··· Records provided ···

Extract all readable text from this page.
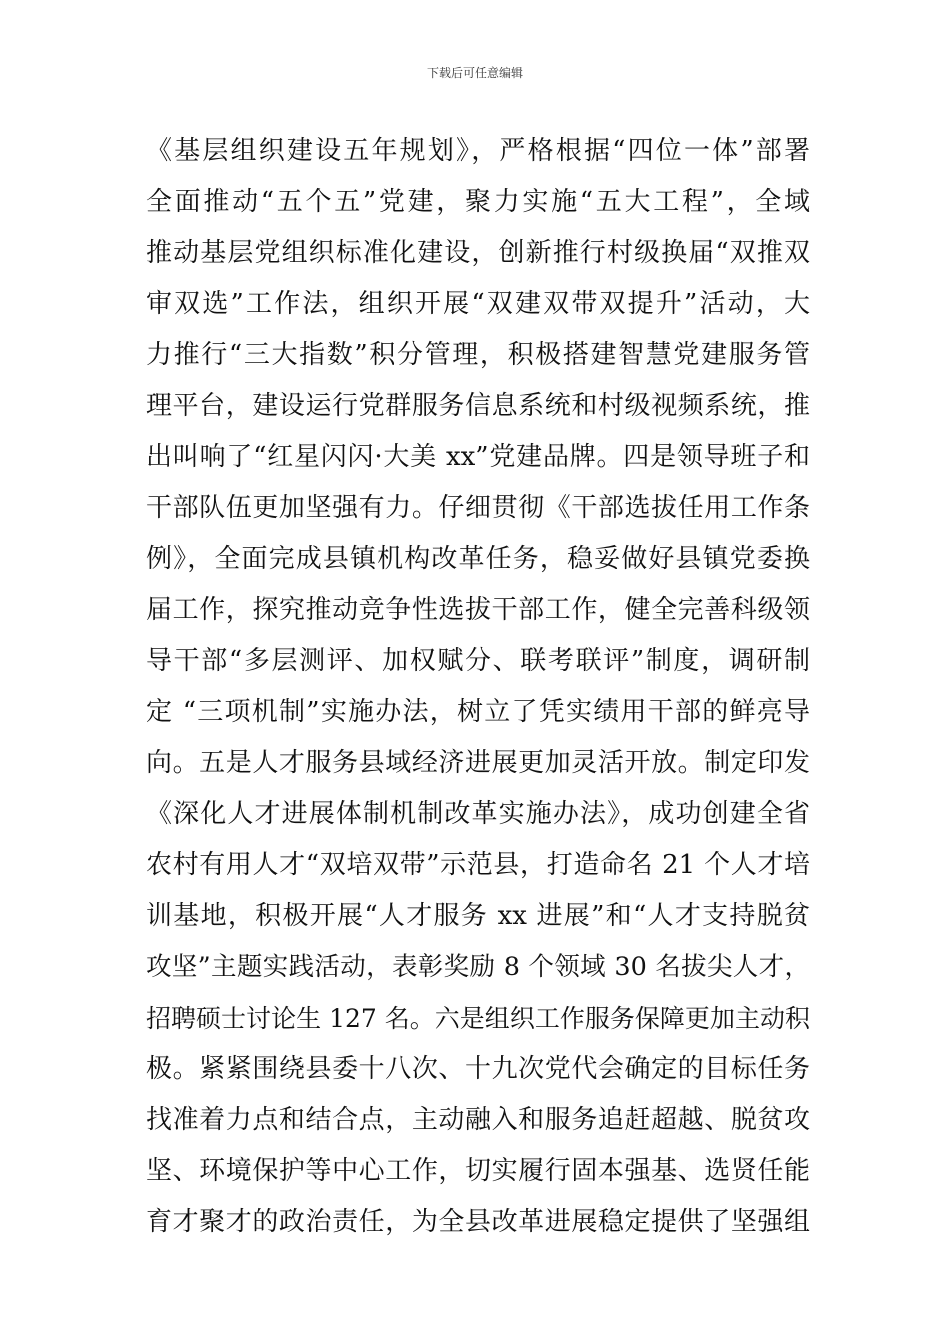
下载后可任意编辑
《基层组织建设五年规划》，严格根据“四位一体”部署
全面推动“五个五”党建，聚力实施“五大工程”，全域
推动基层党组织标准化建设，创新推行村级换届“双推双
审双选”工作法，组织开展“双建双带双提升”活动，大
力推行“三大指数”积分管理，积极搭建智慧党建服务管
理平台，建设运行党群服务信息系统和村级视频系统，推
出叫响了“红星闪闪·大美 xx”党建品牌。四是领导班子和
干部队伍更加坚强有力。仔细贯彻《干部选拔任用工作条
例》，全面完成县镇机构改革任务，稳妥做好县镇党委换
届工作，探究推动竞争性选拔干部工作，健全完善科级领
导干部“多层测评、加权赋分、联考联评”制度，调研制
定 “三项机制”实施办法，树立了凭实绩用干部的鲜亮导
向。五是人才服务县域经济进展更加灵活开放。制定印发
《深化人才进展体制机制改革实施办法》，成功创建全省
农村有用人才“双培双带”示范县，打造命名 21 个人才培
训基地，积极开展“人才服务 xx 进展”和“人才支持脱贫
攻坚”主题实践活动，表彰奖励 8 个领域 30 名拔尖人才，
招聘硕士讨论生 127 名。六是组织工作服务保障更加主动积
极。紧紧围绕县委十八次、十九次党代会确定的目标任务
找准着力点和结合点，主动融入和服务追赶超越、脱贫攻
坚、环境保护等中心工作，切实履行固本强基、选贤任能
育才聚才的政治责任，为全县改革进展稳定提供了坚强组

···
··· Records provided ···

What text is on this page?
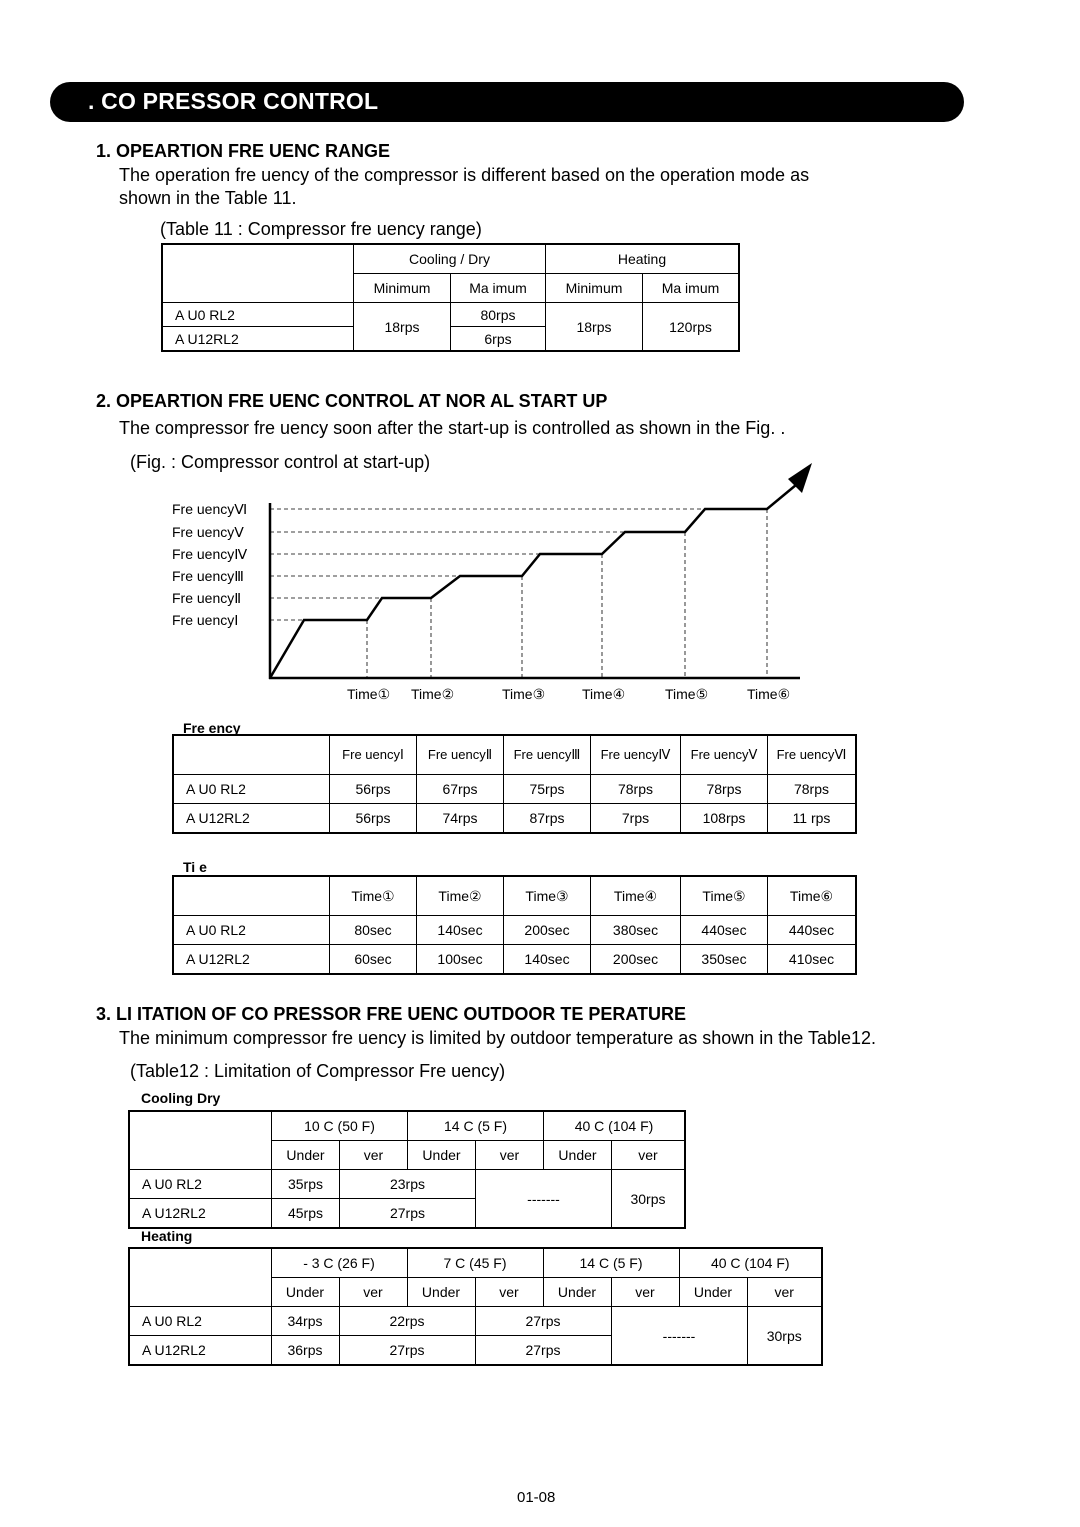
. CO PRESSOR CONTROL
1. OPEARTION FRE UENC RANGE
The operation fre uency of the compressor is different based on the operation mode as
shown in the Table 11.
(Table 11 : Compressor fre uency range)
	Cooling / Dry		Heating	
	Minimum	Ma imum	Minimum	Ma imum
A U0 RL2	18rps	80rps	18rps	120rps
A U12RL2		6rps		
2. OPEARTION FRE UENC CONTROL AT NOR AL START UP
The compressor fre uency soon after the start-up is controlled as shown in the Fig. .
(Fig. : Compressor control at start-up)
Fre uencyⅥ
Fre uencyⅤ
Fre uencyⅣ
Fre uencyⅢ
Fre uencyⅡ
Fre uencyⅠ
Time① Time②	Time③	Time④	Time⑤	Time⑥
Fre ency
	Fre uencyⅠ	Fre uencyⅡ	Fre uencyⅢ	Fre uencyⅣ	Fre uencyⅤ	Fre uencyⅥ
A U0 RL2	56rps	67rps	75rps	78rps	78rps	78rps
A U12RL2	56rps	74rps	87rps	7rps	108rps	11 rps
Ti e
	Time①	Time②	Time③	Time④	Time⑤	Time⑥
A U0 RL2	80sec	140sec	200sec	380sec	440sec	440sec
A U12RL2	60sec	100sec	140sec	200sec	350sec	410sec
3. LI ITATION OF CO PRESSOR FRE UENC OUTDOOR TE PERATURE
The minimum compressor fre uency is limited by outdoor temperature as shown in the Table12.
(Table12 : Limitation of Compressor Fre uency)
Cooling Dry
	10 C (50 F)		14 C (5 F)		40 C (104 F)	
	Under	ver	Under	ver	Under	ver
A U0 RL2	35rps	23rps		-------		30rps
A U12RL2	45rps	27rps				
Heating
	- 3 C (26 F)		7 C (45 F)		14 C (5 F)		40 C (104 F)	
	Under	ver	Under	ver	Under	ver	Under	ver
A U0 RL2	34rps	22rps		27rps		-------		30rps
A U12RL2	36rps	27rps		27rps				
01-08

···

Work out how many lines of the listing above include the word "shown". Report only the number.

→ Task answer:
3